-- Start Records supplied --

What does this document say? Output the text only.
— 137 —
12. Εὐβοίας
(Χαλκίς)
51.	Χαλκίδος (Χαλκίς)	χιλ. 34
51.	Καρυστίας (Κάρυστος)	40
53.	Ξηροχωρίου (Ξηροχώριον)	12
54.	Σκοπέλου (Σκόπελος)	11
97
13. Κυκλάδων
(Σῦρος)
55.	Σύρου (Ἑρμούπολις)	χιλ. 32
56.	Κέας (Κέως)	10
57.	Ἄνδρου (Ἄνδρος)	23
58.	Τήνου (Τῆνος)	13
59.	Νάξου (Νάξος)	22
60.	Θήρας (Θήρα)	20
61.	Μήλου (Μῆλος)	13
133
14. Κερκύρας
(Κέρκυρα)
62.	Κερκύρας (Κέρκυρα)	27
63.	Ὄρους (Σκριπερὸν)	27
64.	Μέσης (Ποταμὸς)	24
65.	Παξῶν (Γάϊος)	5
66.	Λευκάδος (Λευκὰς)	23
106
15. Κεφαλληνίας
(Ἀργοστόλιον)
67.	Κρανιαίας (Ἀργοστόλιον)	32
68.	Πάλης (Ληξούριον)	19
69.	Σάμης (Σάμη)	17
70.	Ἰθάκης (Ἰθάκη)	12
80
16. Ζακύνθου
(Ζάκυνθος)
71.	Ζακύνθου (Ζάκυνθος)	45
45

-- End Records supplied --

▶ [Written instruction] Output each record precisely as given.

▶ [Solution to this exercise]
What does this document say? Output the text only.
— 137 —
12. Εὐβοίας
(Χαλκίς)
51.	Χαλκίδος (Χαλκίς)	χιλ. 34
51.	Καρυστίας (Κάρυστος)	40
53.	Ξηροχωρίου (Ξηροχώριον)	12
54.	Σκοπέλου (Σκόπελος)	11
97
13. Κυκλάδων
(Σῦρος)
55.	Σύρου (Ἑρμούπολις)	χιλ. 32
56.	Κέας (Κέως)	10
57.	Ἄνδρου (Ἄνδρος)	23
58.	Τήνου (Τῆνος)	13
59.	Νάξου (Νάξος)	22
60.	Θήρας (Θήρα)	20
61.	Μήλου (Μῆλος)	13
133
14. Κερκύρας
(Κέρκυρα)
62.	Κερκύρας (Κέρκυρα)	27
63.	Ὄρους (Σκριπερὸν)	27
64.	Μέσης (Ποταμὸς)	24
65.	Παξῶν (Γάϊος)	5
66.	Λευκάδος (Λευκὰς)	23
106
15. Κεφαλληνίας
(Ἀργοστόλιον)
67.	Κρανιαίας (Ἀργοστόλιον)	32
68.	Πάλης (Ληξούριον)	19
69.	Σάμης (Σάμη)	17
70.	Ἰθάκης (Ἰθάκη)	12
80
16. Ζακύνθου
(Ζάκυνθος)
71.	Ζακύνθου (Ζάκυνθος)	45
45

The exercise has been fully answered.